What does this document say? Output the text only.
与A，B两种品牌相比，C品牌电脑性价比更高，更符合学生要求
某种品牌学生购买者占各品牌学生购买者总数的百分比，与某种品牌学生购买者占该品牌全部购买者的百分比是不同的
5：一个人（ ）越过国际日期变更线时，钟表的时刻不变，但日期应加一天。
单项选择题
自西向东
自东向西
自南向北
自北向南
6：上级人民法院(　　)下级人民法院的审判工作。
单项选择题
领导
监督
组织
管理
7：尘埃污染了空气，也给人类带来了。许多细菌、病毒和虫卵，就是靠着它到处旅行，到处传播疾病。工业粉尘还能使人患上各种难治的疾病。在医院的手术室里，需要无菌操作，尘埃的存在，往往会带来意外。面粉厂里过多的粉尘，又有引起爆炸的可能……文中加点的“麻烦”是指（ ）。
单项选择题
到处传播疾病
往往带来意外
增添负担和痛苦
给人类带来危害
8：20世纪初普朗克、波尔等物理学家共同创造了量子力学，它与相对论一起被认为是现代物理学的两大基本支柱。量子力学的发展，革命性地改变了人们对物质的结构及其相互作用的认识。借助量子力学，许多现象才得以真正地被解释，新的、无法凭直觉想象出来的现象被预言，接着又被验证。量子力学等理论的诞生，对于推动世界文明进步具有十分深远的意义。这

★ ★ ★ ★

Write the entire listing out again, word for word.

What does this document say? Output the text only.
与A，B两种品牌相比，C品牌电脑性价比更高，更符合学生要求
某种品牌学生购买者占各品牌学生购买者总数的百分比，与某种品牌学生购买者占该品牌全部购买者的百分比是不同的
5：一个人（ ）越过国际日期变更线时，钟表的时刻不变，但日期应加一天。
单项选择题
自西向东
自东向西
自南向北
自北向南
6：上级人民法院(　　)下级人民法院的审判工作。
单项选择题
领导
监督
组织
管理
7：尘埃污染了空气，也给人类带来了。许多细菌、病毒和虫卵，就是靠着它到处旅行，到处传播疾病。工业粉尘还能使人患上各种难治的疾病。在医院的手术室里，需要无菌操作，尘埃的存在，往往会带来意外。面粉厂里过多的粉尘，又有引起爆炸的可能……文中加点的“麻烦”是指（ ）。
单项选择题
到处传播疾病
往往带来意外
增添负担和痛苦
给人类带来危害
8：20世纪初普朗克、波尔等物理学家共同创造了量子力学，它与相对论一起被认为是现代物理学的两大基本支柱。量子力学的发展，革命性地改变了人们对物质的结构及其相互作用的认识。借助量子力学，许多现象才得以真正地被解释，新的、无法凭直觉想象出来的现象被预言，接着又被验证。量子力学等理论的诞生，对于推动世界文明进步具有十分深远的意义。这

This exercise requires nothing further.